Смерть в до мажоре

Марина Давыдова
13 марта 2006, 00:00

Опера в России давно превратилась в музейный экспонат. Кирилл Серебренников, один из главных отечественных театральных радикалов, считает, что попытка быть современным -- это не преступление против морали

Мариинский театр давно уже повадился звать на постановки режиссеров, которыми в российском оперном сообществе принято пугать маленьких детей. За последнее время тут поставили спектакли такие нарушители общественного спокойствия, как Дмитрий Черняков и Дмитрий Бертман. Теперь подоспел черед главного радикала русской сцены -- Кирилла Серебренникова. Отважный укротитель новой драмы и изобретательный интерпретатор русской классики выпустил в Мариинке "Фальстафа", последнюю оперу Верди. Все черты театрального стиля Серебренникова -- активная и изменчивая массовка, агрессивная визуальная среда, склонность к бурлеску -- в новом "Фальстафе" налицо. Серебренников поставил оперу Верди, словно развеселую пьесу из жизни обитателей Рублевки: дамочки, дурачащие главного героя, тут явно не вылезают из соляриев и косметологических кабинетов. В этот глянцевый мир, где все выхолощено, все красиво упаковано, вдруг попадает смешной увалень, не очень нравственный, но живой и настоящий. Греховодник со старомодными представлениями о женской природе. Гедонист старой закваски. Спектакль, собственно, получился о том, как волшебный мир гламура этого старого гедониста уконтрапупил, угробив вместе с ним всю ушедшую доглянцевую эпоху. Веселое представление кончается смертью героя. Не допев финальных нот, Фальстаф падает бездыханным, а финальные строчки оперы tutto nel mondo e burla ("Все в мире -- шутка") светятся на заднике неоновыми огнями, неотличимые от рекламы "Кока-Колы". Порой кажется, что описанная коллизия -- глянец, убивающий искусство, -- вообще лежит в основе современной культурной жизни.
------
> [Формулировка задания 1]:
Продублируйте дословно строки из приведенного ниже набора строк, начиная со строки, содержащей "655, 453, 671]", и заканчивая строкой, содержащей "603, 447, 649]", включительно.

> [Набор строк]:
------
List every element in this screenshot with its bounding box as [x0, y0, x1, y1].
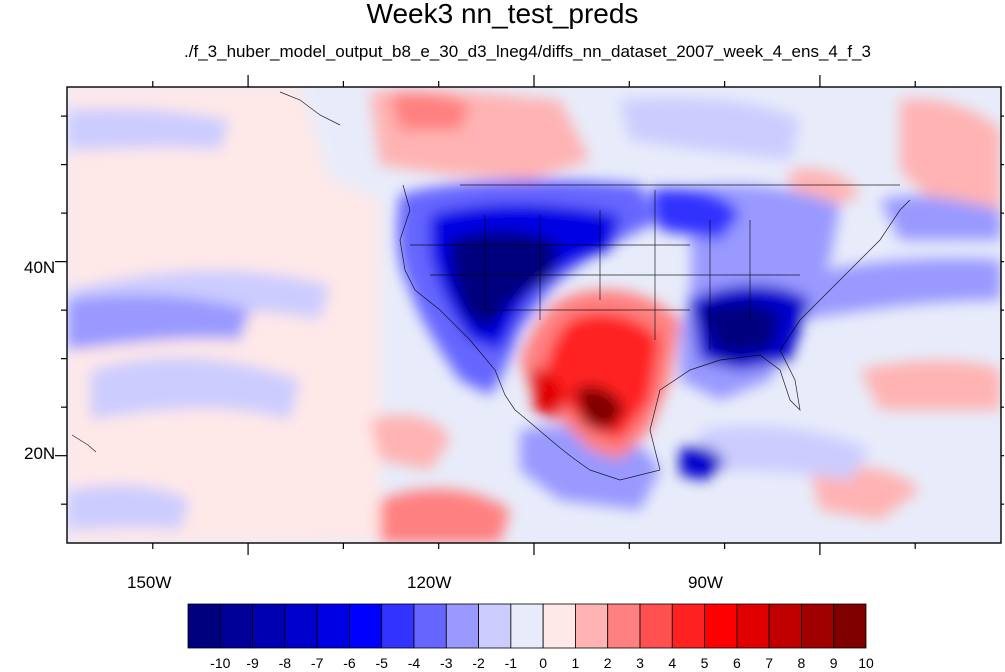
colorbar-label: -3	[440, 655, 453, 671]
colorbar-swatch	[316, 603, 350, 649]
colorbar-label: 9	[829, 655, 838, 671]
colorbar-swatch	[575, 603, 609, 649]
lat-label-40n: 40N	[24, 258, 56, 277]
colorbar-swatch	[801, 603, 835, 649]
map-subtitle: ./f_3_huber_model_output_b8_e_30_d3_lneg…	[184, 42, 871, 61]
colorbar-swatch	[639, 603, 673, 649]
colorbar-swatch	[219, 603, 253, 649]
colorbar-label: 5	[700, 655, 709, 671]
lon-label-120w: 120W	[407, 573, 452, 592]
anomaly-field	[67, 87, 1001, 543]
colorbar-swatch	[607, 603, 641, 649]
colorbar-label: 10	[858, 655, 874, 671]
colorbar-swatch	[381, 603, 415, 649]
lon-label-90w: 90W	[688, 573, 723, 592]
colorbar-swatch	[413, 603, 447, 649]
colorbar-label: 1	[571, 655, 580, 671]
colorbar-swatch	[768, 603, 802, 649]
map-title: Week3 nn_test_preds	[366, 0, 639, 29]
colorbar-swatch	[671, 603, 705, 649]
colorbar-label: -1	[504, 655, 518, 671]
colorbar-label: -9	[246, 655, 259, 671]
colorbar-swatch	[252, 603, 286, 649]
colorbar-label: -10	[210, 655, 231, 671]
colorbar-label: 0	[539, 655, 548, 671]
colorbar-swatch	[704, 603, 738, 649]
colorbar-label: -7	[310, 655, 324, 671]
colorbar-label: 4	[668, 655, 677, 671]
colorbar-swatch	[187, 603, 221, 649]
colorbar-swatch	[510, 603, 544, 649]
colorbar	[187, 603, 867, 649]
colorbar-swatch	[833, 603, 867, 649]
lon-label-150w: 150W	[127, 573, 172, 592]
colorbar-swatch	[478, 603, 512, 649]
colorbar-swatch	[284, 603, 318, 649]
colorbar-label: -6	[343, 655, 356, 671]
colorbar-swatch	[349, 603, 383, 649]
colorbar-label: 7	[765, 655, 774, 671]
colorbar-label: 2	[603, 655, 612, 671]
axis-ticks	[55, 75, 1004, 555]
colorbar-label: 8	[797, 655, 806, 671]
colorbar-label: 6	[732, 655, 741, 671]
colorbar-swatch	[736, 603, 770, 649]
colorbar-label: -5	[375, 655, 388, 671]
colorbar-label: 3	[636, 655, 644, 671]
colorbar-swatch	[445, 603, 479, 649]
colorbar-swatch	[542, 603, 576, 649]
colorbar-label: -2	[472, 655, 485, 671]
colorbar-label: -8	[278, 655, 292, 671]
lat-label-20n: 20N	[24, 444, 56, 463]
colorbar-label: -4	[407, 655, 421, 671]
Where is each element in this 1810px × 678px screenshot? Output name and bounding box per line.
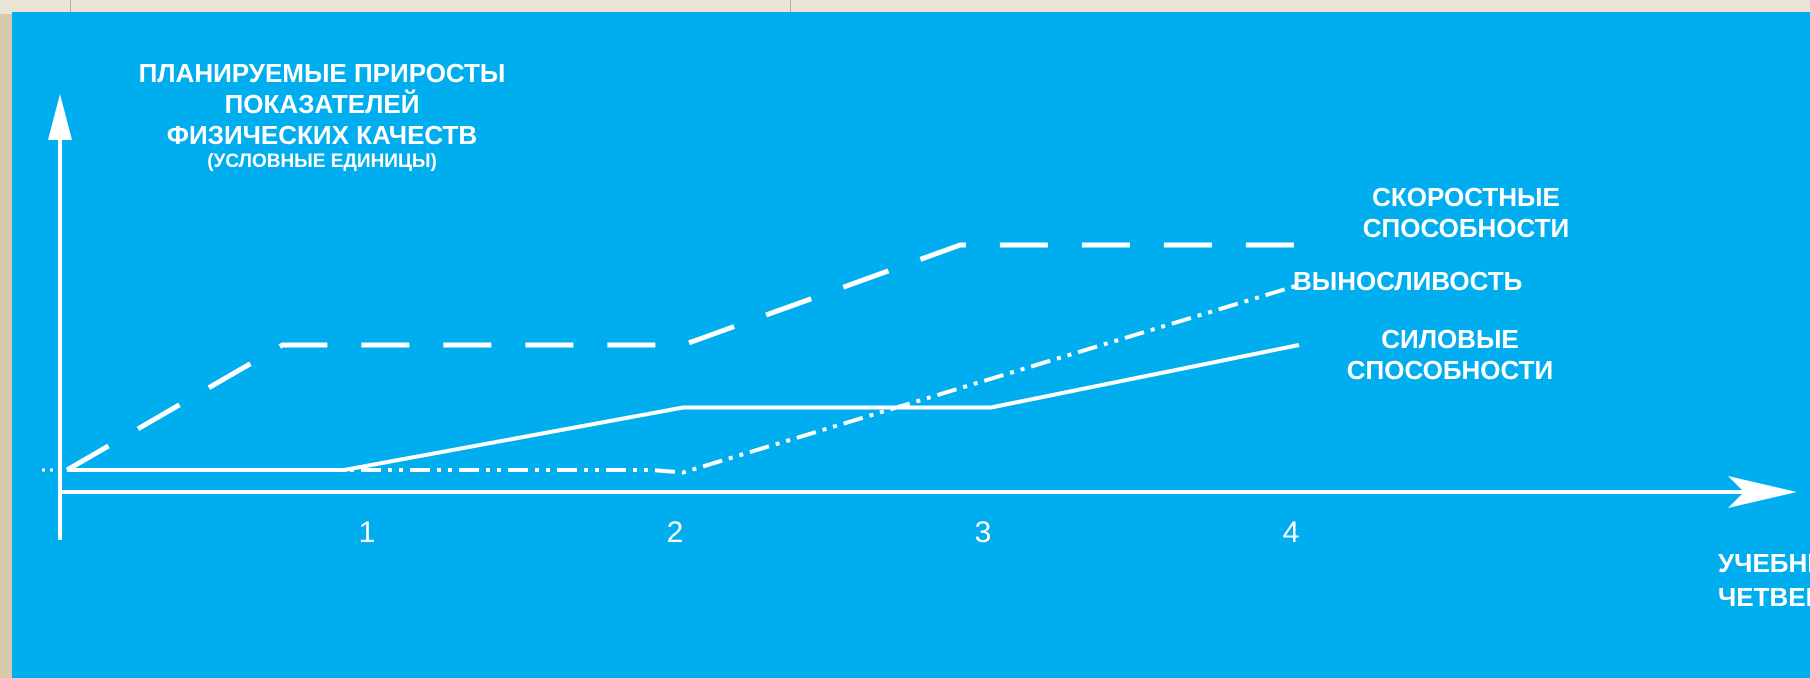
------
> [Формулировка задания 2]:
Подхватите статью о постановке «Фальстафа» в Мариинском театре и продолжите ее с последнего приведенного предложения.

> [Письменный ответ 1]:
colorbar-label: -3	[440, 655, 453, 671]
colorbar-swatch	[316, 603, 350, 649]
colorbar-label: 9	[829, 655, 838, 671]
colorbar-swatch	[575, 603, 609, 649]
lat-label-40n: 40N	[24, 258, 56, 277]
colorbar-swatch	[801, 603, 835, 649]
map-subtitle: ./f_3_huber_model_output_b8_e_30_d3_lneg…	[184, 42, 871, 61]
colorbar-swatch	[639, 603, 673, 649]
colorbar-swatch	[219, 603, 253, 649]
colorbar-label: 5	[700, 655, 709, 671]
lon-label-120w: 120W	[407, 573, 452, 592]
anomaly-field	[67, 87, 1001, 543]
colorbar-swatch	[607, 603, 641, 649]
colorbar-label: 10	[858, 655, 874, 671]
colorbar-swatch	[381, 603, 415, 649]
lon-label-90w: 90W	[688, 573, 723, 592]
colorbar-swatch	[413, 603, 447, 649]

> [Письменный ответ 2]:
Кирилл Серебренников поговорил с корреспондентом "Эксперта" об опере Верди, о современном театре и о том, можно ли вообще сегодня быть актуальным и в то же время подлинным.

Опера для инопланетян

-- Мне рассказали чудесную историю. Идет репетиция финала, и вы говорите артистам: "А тут, в конце, Фальстаф умирает". Вдруг встает возмущенная концертмейстер и бросает вам в лицо: "Молодой человек, смерти в до мажоре не бывает". Теперь, когда работа уже закончена, я все же спрошу: так бывает смерть в до мажоре?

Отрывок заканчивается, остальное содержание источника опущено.